** BEGIN Record excerpts **
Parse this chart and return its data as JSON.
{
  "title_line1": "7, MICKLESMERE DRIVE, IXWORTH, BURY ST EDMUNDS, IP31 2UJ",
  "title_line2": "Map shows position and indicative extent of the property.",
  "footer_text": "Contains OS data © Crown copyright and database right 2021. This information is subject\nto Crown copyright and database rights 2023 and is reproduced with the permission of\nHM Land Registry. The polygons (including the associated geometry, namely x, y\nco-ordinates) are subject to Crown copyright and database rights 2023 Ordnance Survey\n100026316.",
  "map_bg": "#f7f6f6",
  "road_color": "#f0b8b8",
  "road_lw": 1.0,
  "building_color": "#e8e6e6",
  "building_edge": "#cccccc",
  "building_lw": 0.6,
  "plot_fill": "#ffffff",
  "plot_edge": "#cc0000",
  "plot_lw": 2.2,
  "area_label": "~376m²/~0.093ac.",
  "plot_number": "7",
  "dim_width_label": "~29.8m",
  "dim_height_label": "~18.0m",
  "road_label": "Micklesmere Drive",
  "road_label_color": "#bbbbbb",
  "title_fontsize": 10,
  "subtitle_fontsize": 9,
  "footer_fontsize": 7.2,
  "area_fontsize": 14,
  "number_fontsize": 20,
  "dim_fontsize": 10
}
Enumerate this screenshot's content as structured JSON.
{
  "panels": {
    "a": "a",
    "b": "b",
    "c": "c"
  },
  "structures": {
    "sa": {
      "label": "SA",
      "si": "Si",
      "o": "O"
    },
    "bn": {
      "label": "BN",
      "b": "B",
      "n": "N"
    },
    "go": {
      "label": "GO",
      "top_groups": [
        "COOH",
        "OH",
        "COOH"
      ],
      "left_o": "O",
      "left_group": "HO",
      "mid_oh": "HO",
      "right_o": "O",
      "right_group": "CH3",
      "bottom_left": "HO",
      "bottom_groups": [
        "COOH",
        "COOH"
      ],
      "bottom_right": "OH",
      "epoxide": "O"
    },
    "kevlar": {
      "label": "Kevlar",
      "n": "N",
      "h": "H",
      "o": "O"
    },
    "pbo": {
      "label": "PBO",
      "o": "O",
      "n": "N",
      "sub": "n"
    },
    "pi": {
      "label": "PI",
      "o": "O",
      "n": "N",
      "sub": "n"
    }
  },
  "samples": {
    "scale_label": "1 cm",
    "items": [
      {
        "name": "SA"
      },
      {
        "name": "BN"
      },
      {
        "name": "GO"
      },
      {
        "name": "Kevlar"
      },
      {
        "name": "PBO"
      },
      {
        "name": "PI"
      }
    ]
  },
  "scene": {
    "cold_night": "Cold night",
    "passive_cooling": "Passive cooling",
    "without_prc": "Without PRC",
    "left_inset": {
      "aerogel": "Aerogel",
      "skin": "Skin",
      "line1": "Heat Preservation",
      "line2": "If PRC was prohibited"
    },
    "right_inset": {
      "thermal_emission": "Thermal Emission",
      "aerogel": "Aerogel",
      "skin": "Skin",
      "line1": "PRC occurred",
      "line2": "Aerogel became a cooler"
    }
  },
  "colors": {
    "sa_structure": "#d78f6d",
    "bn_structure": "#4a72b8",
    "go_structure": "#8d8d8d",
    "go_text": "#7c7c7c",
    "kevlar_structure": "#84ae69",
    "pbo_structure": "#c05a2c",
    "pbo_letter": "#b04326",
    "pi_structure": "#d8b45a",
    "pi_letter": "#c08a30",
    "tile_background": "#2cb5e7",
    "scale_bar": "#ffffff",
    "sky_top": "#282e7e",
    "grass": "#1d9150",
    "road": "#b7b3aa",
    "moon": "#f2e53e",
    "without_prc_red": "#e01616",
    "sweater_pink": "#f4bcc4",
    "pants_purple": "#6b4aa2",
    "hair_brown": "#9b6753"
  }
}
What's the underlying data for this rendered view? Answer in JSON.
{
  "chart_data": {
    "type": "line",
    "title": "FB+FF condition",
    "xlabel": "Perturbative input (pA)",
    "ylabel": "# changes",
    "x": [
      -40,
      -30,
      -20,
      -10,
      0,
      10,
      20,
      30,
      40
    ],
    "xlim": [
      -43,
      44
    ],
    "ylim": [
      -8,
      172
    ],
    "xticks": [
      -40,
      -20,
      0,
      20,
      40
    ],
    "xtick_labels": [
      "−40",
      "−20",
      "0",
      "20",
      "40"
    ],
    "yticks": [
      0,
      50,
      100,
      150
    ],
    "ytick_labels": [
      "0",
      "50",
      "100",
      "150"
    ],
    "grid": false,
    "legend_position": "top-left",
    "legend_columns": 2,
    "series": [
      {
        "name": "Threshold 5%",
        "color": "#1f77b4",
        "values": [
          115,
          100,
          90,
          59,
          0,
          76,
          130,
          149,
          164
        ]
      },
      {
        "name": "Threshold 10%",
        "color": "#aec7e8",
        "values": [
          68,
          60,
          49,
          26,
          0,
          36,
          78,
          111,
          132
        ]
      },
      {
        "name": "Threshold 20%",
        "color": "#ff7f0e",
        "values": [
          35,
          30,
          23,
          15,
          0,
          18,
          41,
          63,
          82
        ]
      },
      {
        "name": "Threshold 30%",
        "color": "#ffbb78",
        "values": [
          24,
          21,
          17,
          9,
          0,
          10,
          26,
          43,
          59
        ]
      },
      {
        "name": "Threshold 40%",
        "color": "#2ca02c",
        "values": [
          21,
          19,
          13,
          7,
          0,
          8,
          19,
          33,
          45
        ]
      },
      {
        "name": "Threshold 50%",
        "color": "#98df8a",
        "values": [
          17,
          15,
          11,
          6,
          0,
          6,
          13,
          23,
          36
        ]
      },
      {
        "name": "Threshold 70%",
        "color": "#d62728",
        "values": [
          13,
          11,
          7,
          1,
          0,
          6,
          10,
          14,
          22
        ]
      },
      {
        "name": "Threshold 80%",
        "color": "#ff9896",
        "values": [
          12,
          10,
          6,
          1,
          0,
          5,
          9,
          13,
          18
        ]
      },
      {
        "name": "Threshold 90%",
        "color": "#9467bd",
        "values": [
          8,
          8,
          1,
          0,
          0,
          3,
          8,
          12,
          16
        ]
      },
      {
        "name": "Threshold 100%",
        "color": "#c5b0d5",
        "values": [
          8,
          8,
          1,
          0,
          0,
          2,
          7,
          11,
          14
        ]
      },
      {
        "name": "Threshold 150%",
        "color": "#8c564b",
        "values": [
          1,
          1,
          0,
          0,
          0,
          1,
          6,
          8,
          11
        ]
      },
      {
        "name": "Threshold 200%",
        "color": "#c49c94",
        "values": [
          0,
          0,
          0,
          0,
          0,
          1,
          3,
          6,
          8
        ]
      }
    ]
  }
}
** END Record excerpts **
__Request__. Reproduce each record exactly, leaving nothing out.

__Written answer__.
Parse this chart and return its data as JSON.
{
  "title_line1": "7, MICKLESMERE DRIVE, IXWORTH, BURY ST EDMUNDS, IP31 2UJ",
  "title_line2": "Map shows position and indicative extent of the property.",
  "footer_text": "Contains OS data © Crown copyright and database right 2021. This information is subject\nto Crown copyright and database rights 2023 and is reproduced with the permission of\nHM Land Registry. The polygons (including the associated geometry, namely x, y\nco-ordinates) are subject to Crown copyright and database rights 2023 Ordnance Survey\n100026316.",
  "map_bg": "#f7f6f6",
  "road_color": "#f0b8b8",
  "road_lw": 1.0,
  "building_color": "#e8e6e6",
  "building_edge": "#cccccc",
  "building_lw": 0.6,
  "plot_fill": "#ffffff",
  "plot_edge": "#cc0000",
  "plot_lw": 2.2,
  "area_label": "~376m²/~0.093ac.",
  "plot_number": "7",
  "dim_width_label": "~29.8m",
  "dim_height_label": "~18.0m",
  "road_label": "Micklesmere Drive",
  "road_label_color": "#bbbbbb",
  "title_fontsize": 10,
  "subtitle_fontsize": 9,
  "footer_fontsize": 7.2,
  "area_fontsize": 14,
  "number_fontsize": 20,
  "dim_fontsize": 10
}
Enumerate this screenshot's content as structured JSON.
{
  "panels": {
    "a": "a",
    "b": "b",
    "c": "c"
  },
  "structures": {
    "sa": {
      "label": "SA",
      "si": "Si",
      "o": "O"
    },
    "bn": {
      "label": "BN",
      "b": "B",
      "n": "N"
    },
    "go": {
      "label": "GO",
      "top_groups": [
        "COOH",
        "OH",
        "COOH"
      ],
      "left_o": "O",
      "left_group": "HO",
      "mid_oh": "HO",
      "right_o": "O",
      "right_group": "CH3",
      "bottom_left": "HO",
      "bottom_groups": [
        "COOH",
        "COOH"
      ],
      "bottom_right": "OH",
      "epoxide": "O"
    },
    "kevlar": {
      "label": "Kevlar",
      "n": "N",
      "h": "H",
      "o": "O"
    },
    "pbo": {
      "label": "PBO",
      "o": "O",
      "n": "N",
      "sub": "n"
    },
    "pi": {
      "label": "PI",
      "o": "O",
      "n": "N",
      "sub": "n"
    }
  },
  "samples": {
    "scale_label": "1 cm",
    "items": [
      {
        "name": "SA"
      },
      {
        "name": "BN"
      },
      {
        "name": "GO"
      },
      {
        "name": "Kevlar"
      },
      {
        "name": "PBO"
      },
      {
        "name": "PI"
      }
    ]
  },
  "scene": {
    "cold_night": "Cold night",
    "passive_cooling": "Passive cooling",
    "without_prc": "Without PRC",
    "left_inset": {
      "aerogel": "Aerogel",
      "skin": "Skin",
      "line1": "Heat Preservation",
      "line2": "If PRC was prohibited"
    },
    "right_inset": {
      "thermal_emission": "Thermal Emission",
      "aerogel": "Aerogel",
      "skin": "Skin",
      "line1": "PRC occurred",
      "line2": "Aerogel became a cooler"
    }
  },
  "colors": {
    "sa_structure": "#d78f6d",
    "bn_structure": "#4a72b8",
    "go_structure": "#8d8d8d",
    "go_text": "#7c7c7c",
    "kevlar_structure": "#84ae69",
    "pbo_structure": "#c05a2c",
    "pbo_letter": "#b04326",
    "pi_structure": "#d8b45a",
    "pi_letter": "#c08a30",
    "tile_background": "#2cb5e7",
    "scale_bar": "#ffffff",
    "sky_top": "#282e7e",
    "grass": "#1d9150",
    "road": "#b7b3aa",
    "moon": "#f2e53e",
    "without_prc_red": "#e01616",
    "sweater_pink": "#f4bcc4",
    "pants_purple": "#6b4aa2",
    "hair_brown": "#9b6753"
  }
}
What's the underlying data for this rendered view? Answer in JSON.
{
  "chart_data": {
    "type": "line",
    "title": "FB+FF condition",
    "xlabel": "Perturbative input (pA)",
    "ylabel": "# changes",
    "x": [
      -40,
      -30,
      -20,
      -10,
      0,
      10,
      20,
      30,
      40
    ],
    "xlim": [
      -43,
      44
    ],
    "ylim": [
      -8,
      172
    ],
    "xticks": [
      -40,
      -20,
      0,
      20,
      40
    ],
    "xtick_labels": [
      "−40",
      "−20",
      "0",
      "20",
      "40"
    ],
    "yticks": [
      0,
      50,
      100,
      150
    ],
    "ytick_labels": [
      "0",
      "50",
      "100",
      "150"
    ],
    "grid": false,
    "legend_position": "top-left",
    "legend_columns": 2,
    "series": [
      {
        "name": "Threshold 5%",
        "color": "#1f77b4",
        "values": [
          115,
          100,
          90,
          59,
          0,
          76,
          130,
          149,
          164
        ]
      },
      {
        "name": "Threshold 10%",
        "color": "#aec7e8",
        "values": [
          68,
          60,
          49,
          26,
          0,
          36,
          78,
          111,
          132
        ]
      },
      {
        "name": "Threshold 20%",
        "color": "#ff7f0e",
        "values": [
          35,
          30,
          23,
          15,
          0,
          18,
          41,
          63,
          82
        ]
      },
      {
        "name": "Threshold 30%",
        "color": "#ffbb78",
        "values": [
          24,
          21,
          17,
          9,
          0,
          10,
          26,
          43,
          59
        ]
      },
      {
        "name": "Threshold 40%",
        "color": "#2ca02c",
        "values": [
          21,
          19,
          13,
          7,
          0,
          8,
          19,
          33,
          45
        ]
      },
      {
        "name": "Threshold 50%",
        "color": "#98df8a",
        "values": [
          17,
          15,
          11,
          6,
          0,
          6,
          13,
          23,
          36
        ]
      },
      {
        "name": "Threshold 70%",
        "color": "#d62728",
        "values": [
          13,
          11,
          7,
          1,
          0,
          6,
          10,
          14,
          22
        ]
      },
      {
        "name": "Threshold 80%",
        "color": "#ff9896",
        "values": [
          12,
          10,
          6,
          1,
          0,
          5,
          9,
          13,
          18
        ]
      },
      {
        "name": "Threshold 90%",
        "color": "#9467bd",
        "values": [
          8,
          8,
          1,
          0,
          0,
          3,
          8,
          12,
          16
        ]
      },
      {
        "name": "Threshold 100%",
        "color": "#c5b0d5",
        "values": [
          8,
          8,
          1,
          0,
          0,
          2,
          7,
          11,
          14
        ]
      },
      {
        "name": "Threshold 150%",
        "color": "#8c564b",
        "values": [
          1,
          1,
          0,
          0,
          0,
          1,
          6,
          8,
          11
        ]
      },
      {
        "name": "Threshold 200%",
        "color": "#c49c94",
        "values": [
          0,
          0,
          0,
          0,
          0,
          1,
          3,
          6,
          8
        ]
      }
    ]
  }
}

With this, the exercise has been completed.